EXERCISE: Should a line below contain the word "Niches", report it.

*** Begin section ***

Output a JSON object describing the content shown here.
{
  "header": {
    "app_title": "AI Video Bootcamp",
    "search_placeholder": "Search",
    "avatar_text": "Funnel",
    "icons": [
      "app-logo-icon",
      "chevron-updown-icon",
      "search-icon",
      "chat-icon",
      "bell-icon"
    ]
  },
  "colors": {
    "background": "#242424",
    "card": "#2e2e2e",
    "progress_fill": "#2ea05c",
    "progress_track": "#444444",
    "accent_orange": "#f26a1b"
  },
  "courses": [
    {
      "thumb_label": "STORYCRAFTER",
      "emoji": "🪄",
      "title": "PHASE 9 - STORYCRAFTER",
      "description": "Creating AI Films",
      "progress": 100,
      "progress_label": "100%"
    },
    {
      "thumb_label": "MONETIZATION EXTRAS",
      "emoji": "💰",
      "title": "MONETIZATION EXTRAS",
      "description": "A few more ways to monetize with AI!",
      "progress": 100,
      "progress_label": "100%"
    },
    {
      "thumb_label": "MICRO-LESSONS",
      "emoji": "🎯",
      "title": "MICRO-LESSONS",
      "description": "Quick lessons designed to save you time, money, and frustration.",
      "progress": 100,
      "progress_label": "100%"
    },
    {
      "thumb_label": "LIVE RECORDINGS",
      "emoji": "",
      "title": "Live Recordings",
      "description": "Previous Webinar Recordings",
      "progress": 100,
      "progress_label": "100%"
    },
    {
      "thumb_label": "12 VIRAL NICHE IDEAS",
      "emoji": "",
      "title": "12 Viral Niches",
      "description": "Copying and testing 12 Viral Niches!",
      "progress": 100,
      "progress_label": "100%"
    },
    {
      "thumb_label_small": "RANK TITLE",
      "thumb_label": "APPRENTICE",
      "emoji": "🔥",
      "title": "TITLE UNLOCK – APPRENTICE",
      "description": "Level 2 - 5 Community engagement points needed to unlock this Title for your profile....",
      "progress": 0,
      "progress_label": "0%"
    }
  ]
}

*** End section ***

REPLY TO THE TASK:
      "title": "12 Viral Niches",
      "description": "Copying and testing 12 Viral Niches!",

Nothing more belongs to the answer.